* _GIVEN TASK_
Every record below should be written out exactly; pictures stay out.

* _DATA RECORDS_

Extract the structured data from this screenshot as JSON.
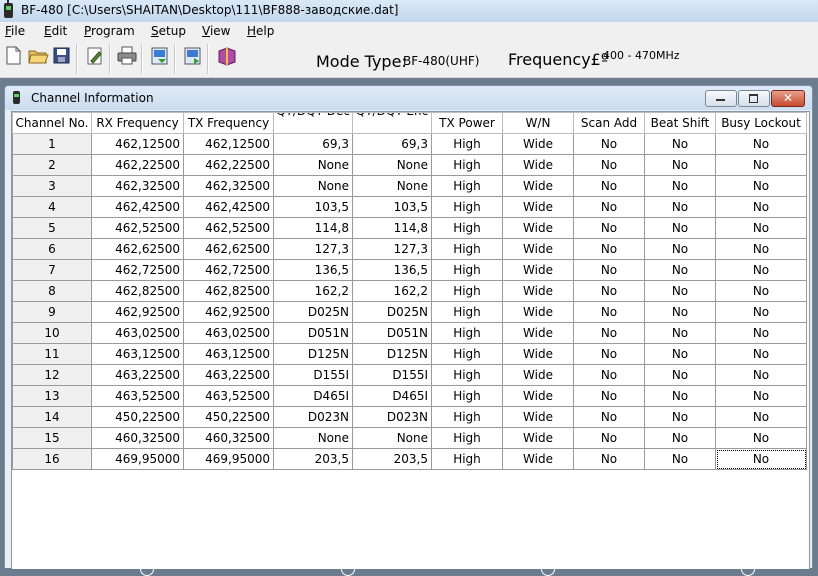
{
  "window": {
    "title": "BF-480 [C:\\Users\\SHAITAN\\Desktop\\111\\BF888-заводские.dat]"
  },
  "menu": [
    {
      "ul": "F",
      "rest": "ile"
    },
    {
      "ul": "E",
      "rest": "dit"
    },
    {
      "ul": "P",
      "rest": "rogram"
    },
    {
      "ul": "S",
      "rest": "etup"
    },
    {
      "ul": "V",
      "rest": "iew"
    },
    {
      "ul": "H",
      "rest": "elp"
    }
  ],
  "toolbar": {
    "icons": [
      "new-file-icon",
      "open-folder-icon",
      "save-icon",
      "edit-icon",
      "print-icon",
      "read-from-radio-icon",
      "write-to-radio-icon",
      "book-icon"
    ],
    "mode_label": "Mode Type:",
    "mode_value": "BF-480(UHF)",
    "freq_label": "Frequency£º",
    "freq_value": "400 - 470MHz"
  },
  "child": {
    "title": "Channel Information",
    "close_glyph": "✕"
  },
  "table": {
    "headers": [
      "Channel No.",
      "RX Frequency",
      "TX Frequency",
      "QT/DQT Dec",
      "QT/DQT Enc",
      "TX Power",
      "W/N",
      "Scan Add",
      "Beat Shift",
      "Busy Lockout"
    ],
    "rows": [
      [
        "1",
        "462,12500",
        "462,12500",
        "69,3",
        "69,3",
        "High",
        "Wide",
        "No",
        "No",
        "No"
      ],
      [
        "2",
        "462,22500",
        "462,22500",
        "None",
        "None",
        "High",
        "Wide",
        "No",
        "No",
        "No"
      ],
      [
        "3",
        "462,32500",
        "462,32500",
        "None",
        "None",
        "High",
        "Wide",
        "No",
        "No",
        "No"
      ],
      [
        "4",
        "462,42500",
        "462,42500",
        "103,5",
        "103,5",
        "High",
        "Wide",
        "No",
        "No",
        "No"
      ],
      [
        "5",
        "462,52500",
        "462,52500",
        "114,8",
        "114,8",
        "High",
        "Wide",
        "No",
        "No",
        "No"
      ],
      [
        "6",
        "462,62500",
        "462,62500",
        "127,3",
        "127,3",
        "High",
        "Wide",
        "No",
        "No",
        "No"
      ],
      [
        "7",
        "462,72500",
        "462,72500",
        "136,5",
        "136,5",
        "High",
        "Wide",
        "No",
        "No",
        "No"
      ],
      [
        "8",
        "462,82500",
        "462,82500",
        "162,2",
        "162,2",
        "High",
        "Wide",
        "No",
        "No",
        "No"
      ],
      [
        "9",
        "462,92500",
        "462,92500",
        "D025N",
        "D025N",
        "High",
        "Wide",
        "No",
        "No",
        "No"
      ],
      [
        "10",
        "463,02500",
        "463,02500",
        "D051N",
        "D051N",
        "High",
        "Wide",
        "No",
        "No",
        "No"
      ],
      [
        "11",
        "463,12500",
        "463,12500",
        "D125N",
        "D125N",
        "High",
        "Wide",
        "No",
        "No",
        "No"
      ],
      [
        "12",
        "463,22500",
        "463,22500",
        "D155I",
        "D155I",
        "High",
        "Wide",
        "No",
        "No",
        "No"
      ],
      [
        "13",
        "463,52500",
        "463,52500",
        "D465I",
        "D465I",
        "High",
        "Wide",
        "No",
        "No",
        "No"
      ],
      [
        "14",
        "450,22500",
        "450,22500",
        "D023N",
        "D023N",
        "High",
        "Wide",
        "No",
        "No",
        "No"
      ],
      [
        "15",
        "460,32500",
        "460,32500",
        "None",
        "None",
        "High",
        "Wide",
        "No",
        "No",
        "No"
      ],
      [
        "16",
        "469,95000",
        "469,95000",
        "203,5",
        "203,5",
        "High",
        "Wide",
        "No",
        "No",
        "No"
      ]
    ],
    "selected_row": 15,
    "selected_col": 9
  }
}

* _RESULT_
Extract the structured data from this screenshot as JSON.
{
  "window": {
    "title": "BF-480 [C:\\Users\\SHAITAN\\Desktop\\111\\BF888-заводские.dat]"
  },
  "menu": [
    {
      "ul": "F",
      "rest": "ile"
    },
    {
      "ul": "E",
      "rest": "dit"
    },
    {
      "ul": "P",
      "rest": "rogram"
    },
    {
      "ul": "S",
      "rest": "etup"
    },
    {
      "ul": "V",
      "rest": "iew"
    },
    {
      "ul": "H",
      "rest": "elp"
    }
  ],
  "toolbar": {
    "icons": [
      "new-file-icon",
      "open-folder-icon",
      "save-icon",
      "edit-icon",
      "print-icon",
      "read-from-radio-icon",
      "write-to-radio-icon",
      "book-icon"
    ],
    "mode_label": "Mode Type:",
    "mode_value": "BF-480(UHF)",
    "freq_label": "Frequency£º",
    "freq_value": "400 - 470MHz"
  },
  "child": {
    "title": "Channel Information",
    "close_glyph": "✕"
  },
  "table": {
    "headers": [
      "Channel No.",
      "RX Frequency",
      "TX Frequency",
      "QT/DQT Dec",
      "QT/DQT Enc",
      "TX Power",
      "W/N",
      "Scan Add",
      "Beat Shift",
      "Busy Lockout"
    ],
    "rows": [
      [
        "1",
        "462,12500",
        "462,12500",
        "69,3",
        "69,3",
        "High",
        "Wide",
        "No",
        "No",
        "No"
      ],
      [
        "2",
        "462,22500",
        "462,22500",
        "None",
        "None",
        "High",
        "Wide",
        "No",
        "No",
        "No"
      ],
      [
        "3",
        "462,32500",
        "462,32500",
        "None",
        "None",
        "High",
        "Wide",
        "No",
        "No",
        "No"
      ],
      [
        "4",
        "462,42500",
        "462,42500",
        "103,5",
        "103,5",
        "High",
        "Wide",
        "No",
        "No",
        "No"
      ],
      [
        "5",
        "462,52500",
        "462,52500",
        "114,8",
        "114,8",
        "High",
        "Wide",
        "No",
        "No",
        "No"
      ],
      [
        "6",
        "462,62500",
        "462,62500",
        "127,3",
        "127,3",
        "High",
        "Wide",
        "No",
        "No",
        "No"
      ],
      [
        "7",
        "462,72500",
        "462,72500",
        "136,5",
        "136,5",
        "High",
        "Wide",
        "No",
        "No",
        "No"
      ],
      [
        "8",
        "462,82500",
        "462,82500",
        "162,2",
        "162,2",
        "High",
        "Wide",
        "No",
        "No",
        "No"
      ],
      [
        "9",
        "462,92500",
        "462,92500",
        "D025N",
        "D025N",
        "High",
        "Wide",
        "No",
        "No",
        "No"
      ],
      [
        "10",
        "463,02500",
        "463,02500",
        "D051N",
        "D051N",
        "High",
        "Wide",
        "No",
        "No",
        "No"
      ],
      [
        "11",
        "463,12500",
        "463,12500",
        "D125N",
        "D125N",
        "High",
        "Wide",
        "No",
        "No",
        "No"
      ],
      [
        "12",
        "463,22500",
        "463,22500",
        "D155I",
        "D155I",
        "High",
        "Wide",
        "No",
        "No",
        "No"
      ],
      [
        "13",
        "463,52500",
        "463,52500",
        "D465I",
        "D465I",
        "High",
        "Wide",
        "No",
        "No",
        "No"
      ],
      [
        "14",
        "450,22500",
        "450,22500",
        "D023N",
        "D023N",
        "High",
        "Wide",
        "No",
        "No",
        "No"
      ],
      [
        "15",
        "460,32500",
        "460,32500",
        "None",
        "None",
        "High",
        "Wide",
        "No",
        "No",
        "No"
      ],
      [
        "16",
        "469,95000",
        "469,95000",
        "203,5",
        "203,5",
        "High",
        "Wide",
        "No",
        "No",
        "No"
      ]
    ],
    "selected_row": 15,
    "selected_col": 9
  }
}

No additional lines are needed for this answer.